DATA PROVIDED>

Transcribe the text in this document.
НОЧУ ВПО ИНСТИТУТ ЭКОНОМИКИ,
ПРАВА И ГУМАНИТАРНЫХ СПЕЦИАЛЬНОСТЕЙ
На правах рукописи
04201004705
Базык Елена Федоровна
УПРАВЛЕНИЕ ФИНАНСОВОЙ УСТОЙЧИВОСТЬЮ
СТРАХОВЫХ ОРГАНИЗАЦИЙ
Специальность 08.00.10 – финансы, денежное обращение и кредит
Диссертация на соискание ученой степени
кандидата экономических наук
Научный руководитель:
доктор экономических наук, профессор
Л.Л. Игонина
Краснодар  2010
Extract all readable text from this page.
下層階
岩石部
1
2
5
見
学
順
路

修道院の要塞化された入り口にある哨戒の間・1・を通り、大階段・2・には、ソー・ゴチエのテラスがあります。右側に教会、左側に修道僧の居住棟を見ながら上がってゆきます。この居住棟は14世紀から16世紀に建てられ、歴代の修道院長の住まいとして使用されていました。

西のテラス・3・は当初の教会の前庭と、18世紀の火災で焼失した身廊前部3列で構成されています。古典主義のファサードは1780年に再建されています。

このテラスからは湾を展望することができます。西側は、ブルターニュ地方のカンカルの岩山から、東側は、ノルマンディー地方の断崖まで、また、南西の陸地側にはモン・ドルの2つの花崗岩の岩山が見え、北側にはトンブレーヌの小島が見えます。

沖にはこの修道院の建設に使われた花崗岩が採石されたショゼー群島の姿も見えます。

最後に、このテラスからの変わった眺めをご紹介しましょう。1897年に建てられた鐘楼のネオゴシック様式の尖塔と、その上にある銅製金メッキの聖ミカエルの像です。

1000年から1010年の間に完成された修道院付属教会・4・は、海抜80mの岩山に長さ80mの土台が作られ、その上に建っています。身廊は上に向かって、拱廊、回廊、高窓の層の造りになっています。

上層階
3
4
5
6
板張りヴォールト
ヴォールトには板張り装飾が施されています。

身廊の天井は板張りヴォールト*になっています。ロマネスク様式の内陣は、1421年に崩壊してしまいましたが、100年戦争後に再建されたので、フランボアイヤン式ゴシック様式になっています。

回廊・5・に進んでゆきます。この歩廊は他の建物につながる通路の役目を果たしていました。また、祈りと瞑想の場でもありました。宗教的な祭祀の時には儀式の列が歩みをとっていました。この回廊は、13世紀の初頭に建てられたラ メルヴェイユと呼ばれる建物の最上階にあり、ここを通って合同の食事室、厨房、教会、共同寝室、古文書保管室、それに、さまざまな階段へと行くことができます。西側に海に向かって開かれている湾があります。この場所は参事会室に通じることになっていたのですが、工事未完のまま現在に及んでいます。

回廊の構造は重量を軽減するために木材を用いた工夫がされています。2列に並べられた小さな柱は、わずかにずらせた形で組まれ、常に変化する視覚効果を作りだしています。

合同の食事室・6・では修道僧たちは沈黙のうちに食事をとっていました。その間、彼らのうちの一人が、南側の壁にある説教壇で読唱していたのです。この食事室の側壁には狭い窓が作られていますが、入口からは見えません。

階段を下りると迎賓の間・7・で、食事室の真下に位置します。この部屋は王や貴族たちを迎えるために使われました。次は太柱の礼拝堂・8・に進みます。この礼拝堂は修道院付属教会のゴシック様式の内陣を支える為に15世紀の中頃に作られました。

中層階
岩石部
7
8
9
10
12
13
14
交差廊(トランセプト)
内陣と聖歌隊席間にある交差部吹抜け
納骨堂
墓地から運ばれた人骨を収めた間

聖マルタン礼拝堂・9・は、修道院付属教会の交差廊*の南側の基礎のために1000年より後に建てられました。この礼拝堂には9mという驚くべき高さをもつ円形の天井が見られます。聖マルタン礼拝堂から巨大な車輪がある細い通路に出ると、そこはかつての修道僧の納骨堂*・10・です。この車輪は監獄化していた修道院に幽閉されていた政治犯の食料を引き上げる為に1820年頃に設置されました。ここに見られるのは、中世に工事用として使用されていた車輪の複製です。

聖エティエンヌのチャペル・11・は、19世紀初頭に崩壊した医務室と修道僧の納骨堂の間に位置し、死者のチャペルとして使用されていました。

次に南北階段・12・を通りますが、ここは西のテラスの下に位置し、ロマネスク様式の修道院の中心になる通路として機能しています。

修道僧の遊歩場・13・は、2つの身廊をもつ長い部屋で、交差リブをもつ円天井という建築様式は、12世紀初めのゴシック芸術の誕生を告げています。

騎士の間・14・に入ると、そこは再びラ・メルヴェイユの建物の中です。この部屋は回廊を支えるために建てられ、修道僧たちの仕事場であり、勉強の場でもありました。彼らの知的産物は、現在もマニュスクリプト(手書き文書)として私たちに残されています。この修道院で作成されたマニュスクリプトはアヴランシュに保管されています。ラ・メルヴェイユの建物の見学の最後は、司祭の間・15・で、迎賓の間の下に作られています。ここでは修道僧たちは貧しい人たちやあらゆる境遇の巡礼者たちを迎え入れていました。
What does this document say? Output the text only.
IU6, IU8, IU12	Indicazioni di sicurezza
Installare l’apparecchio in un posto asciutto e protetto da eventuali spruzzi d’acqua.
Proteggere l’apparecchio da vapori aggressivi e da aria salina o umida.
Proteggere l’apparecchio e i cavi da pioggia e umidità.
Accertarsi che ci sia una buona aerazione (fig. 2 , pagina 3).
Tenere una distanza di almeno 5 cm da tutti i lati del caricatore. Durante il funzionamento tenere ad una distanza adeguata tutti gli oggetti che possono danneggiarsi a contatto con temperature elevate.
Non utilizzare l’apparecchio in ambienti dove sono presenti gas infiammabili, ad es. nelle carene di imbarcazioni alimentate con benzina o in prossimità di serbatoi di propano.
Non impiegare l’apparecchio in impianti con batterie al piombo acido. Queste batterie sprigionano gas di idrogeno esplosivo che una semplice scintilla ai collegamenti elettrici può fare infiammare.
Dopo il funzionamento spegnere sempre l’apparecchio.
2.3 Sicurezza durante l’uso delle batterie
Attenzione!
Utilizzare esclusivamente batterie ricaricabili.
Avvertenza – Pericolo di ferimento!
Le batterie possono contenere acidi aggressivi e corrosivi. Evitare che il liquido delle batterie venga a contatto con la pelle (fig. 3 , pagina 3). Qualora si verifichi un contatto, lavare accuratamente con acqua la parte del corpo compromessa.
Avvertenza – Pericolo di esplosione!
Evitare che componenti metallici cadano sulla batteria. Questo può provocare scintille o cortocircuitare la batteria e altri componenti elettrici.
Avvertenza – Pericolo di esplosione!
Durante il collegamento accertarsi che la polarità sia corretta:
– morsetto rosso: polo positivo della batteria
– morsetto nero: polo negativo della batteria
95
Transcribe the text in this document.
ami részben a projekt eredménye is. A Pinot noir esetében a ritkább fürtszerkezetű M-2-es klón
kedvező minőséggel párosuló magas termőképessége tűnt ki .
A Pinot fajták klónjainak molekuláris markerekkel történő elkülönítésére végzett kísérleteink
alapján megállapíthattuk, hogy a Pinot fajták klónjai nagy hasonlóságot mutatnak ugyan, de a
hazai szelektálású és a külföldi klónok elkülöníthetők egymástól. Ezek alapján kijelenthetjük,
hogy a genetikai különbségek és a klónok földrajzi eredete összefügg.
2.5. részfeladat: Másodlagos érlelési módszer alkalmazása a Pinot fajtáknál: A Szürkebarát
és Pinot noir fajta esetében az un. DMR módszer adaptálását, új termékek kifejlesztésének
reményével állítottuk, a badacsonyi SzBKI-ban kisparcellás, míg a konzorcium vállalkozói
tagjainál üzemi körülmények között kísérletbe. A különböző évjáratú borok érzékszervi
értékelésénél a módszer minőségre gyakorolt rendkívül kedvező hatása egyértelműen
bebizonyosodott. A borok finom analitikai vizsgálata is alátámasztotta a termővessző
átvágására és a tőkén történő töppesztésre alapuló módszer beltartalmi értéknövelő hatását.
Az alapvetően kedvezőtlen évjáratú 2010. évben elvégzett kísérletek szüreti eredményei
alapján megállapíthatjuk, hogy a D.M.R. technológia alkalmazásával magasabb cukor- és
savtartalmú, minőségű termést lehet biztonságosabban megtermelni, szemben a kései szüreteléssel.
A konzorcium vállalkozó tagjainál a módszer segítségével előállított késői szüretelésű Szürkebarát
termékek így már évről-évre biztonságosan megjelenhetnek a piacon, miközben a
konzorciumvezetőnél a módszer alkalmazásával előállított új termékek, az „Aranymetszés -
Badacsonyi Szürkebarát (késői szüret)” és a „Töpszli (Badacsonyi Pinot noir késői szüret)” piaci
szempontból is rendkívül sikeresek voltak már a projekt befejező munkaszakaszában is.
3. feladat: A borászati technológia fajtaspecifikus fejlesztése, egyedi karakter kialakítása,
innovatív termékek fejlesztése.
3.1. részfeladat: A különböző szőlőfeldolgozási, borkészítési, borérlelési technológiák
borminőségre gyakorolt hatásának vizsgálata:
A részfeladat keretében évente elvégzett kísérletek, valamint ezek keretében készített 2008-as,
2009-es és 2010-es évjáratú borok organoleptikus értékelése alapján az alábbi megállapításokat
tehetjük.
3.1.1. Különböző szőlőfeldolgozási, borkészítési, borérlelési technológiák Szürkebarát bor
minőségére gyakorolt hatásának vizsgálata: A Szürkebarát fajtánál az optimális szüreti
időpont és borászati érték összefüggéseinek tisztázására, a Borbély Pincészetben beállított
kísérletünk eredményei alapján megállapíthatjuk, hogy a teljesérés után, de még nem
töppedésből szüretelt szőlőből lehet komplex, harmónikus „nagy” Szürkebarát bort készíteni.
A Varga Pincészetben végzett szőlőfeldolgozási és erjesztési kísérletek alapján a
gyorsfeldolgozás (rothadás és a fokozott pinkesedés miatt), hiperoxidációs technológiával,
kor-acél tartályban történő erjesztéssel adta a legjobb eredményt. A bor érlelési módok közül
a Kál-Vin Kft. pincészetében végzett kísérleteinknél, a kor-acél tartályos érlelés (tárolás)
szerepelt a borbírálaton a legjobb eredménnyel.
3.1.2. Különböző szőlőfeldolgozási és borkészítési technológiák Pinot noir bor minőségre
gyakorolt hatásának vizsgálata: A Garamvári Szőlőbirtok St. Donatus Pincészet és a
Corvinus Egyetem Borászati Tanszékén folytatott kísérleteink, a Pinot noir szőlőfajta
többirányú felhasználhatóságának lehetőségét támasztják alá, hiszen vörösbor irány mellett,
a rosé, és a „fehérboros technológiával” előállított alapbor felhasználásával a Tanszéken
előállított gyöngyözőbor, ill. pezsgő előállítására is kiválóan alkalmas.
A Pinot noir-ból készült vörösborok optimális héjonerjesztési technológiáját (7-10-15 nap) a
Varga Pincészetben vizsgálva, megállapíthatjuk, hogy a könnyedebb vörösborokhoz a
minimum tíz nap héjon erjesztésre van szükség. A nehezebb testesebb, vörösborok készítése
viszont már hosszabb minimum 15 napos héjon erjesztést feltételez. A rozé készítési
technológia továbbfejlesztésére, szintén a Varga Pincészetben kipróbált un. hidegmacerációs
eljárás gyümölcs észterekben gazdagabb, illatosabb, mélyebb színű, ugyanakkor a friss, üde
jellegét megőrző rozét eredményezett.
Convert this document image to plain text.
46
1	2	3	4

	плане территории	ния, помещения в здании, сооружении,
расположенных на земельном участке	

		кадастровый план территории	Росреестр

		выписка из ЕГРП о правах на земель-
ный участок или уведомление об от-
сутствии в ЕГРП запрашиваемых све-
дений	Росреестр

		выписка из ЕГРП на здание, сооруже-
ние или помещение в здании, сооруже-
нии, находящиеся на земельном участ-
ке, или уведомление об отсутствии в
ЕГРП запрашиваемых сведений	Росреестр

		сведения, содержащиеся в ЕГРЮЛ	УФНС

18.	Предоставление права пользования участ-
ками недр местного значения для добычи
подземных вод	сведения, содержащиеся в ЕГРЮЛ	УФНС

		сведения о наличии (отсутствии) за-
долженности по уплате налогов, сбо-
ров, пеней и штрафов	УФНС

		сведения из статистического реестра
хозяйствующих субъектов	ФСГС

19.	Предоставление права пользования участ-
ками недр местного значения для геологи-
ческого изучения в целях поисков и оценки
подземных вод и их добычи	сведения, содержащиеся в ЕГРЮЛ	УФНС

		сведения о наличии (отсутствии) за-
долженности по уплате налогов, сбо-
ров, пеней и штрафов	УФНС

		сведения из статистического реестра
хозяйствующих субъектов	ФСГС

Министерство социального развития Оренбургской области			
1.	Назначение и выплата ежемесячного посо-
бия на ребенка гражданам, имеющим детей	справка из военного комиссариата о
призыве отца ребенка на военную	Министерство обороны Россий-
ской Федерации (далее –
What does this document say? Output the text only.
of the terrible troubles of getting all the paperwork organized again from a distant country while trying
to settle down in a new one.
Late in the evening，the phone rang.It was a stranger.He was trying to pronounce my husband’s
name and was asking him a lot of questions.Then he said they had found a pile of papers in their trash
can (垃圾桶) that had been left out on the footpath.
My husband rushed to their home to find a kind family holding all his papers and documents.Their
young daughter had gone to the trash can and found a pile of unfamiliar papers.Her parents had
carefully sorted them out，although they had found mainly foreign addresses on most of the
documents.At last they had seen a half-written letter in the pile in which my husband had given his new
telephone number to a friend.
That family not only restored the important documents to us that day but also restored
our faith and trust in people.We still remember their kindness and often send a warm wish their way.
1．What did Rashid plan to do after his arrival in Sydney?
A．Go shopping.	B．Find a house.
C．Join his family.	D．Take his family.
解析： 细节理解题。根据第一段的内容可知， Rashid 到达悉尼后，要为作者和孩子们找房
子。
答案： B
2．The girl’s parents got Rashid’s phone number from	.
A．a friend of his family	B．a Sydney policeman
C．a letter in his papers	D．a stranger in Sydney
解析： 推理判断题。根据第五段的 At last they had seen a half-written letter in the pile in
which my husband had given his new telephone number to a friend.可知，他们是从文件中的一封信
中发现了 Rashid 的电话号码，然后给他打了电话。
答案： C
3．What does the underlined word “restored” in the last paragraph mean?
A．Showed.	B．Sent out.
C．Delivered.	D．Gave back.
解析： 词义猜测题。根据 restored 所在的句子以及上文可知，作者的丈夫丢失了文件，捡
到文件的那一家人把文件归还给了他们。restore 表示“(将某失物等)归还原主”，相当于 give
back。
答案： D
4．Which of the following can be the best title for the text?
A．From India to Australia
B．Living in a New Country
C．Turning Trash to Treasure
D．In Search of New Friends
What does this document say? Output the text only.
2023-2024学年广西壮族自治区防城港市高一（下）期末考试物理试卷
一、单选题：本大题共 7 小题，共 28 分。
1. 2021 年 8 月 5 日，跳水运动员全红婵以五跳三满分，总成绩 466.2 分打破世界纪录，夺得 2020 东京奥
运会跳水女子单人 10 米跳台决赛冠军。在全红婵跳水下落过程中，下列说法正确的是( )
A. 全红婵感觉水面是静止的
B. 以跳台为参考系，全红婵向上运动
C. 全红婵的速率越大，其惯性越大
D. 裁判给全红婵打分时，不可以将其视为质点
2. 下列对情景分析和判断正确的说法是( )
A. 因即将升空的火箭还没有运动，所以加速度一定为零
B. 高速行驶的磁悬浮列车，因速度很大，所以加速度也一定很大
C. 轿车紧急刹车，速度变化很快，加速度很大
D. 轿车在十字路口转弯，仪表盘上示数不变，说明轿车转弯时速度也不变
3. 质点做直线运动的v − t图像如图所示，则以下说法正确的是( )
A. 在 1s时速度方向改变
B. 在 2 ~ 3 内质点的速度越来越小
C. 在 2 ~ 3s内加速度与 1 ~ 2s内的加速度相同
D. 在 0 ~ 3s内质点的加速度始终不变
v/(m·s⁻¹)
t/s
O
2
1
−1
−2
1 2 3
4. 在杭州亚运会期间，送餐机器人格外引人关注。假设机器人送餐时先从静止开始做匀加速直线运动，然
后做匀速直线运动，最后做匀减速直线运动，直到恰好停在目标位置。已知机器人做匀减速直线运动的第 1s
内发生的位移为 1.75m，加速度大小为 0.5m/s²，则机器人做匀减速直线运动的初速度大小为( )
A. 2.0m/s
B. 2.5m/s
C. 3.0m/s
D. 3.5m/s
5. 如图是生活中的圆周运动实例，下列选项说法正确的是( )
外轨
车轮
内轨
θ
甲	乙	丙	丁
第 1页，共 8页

OBJECTIVE>
Look above for lines with the word "number" and copy them all.

WORKED SOLUTION>
telephone number to a friend.
2．The girl’s parents got Rashid’s phone number from	.
which my husband had given his new telephone number to a friend.可知，他们是从文件中的一封信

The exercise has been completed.